- [Exercise]: Each line containing the word "formal" needs to be copied.

Stored records
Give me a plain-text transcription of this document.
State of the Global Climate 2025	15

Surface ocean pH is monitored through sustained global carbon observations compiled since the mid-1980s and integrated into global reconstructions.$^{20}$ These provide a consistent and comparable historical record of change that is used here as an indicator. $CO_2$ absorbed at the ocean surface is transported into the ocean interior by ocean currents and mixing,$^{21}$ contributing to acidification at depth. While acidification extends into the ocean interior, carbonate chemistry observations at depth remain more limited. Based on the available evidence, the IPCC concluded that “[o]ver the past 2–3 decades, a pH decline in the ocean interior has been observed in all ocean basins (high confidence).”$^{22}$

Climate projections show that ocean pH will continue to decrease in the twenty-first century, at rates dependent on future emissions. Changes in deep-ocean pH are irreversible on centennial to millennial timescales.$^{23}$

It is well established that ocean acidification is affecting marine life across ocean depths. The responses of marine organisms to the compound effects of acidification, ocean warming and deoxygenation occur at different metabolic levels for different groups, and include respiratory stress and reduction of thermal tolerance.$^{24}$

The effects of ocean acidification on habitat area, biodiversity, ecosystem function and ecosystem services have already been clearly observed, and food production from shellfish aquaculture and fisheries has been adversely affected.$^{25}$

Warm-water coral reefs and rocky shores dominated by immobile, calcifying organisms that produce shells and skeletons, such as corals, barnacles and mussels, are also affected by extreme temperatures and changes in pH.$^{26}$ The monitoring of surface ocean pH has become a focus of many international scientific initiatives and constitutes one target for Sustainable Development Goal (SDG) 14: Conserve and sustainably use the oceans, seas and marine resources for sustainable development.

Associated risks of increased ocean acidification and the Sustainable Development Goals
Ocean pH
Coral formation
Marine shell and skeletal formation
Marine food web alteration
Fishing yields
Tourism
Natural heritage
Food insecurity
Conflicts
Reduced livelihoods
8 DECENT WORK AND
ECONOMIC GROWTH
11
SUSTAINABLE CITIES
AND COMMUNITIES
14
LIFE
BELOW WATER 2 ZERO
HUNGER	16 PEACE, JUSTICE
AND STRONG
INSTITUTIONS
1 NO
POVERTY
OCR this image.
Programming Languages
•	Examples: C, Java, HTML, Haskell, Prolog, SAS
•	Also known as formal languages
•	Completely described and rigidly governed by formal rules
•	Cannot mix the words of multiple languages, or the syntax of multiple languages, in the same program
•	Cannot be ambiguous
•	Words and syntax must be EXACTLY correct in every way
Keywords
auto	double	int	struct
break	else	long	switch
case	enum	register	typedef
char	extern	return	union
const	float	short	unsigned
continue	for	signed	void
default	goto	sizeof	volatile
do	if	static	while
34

- [Task output]:
•	Also known as formal languages
•	Completely described and rigidly governed by formal rules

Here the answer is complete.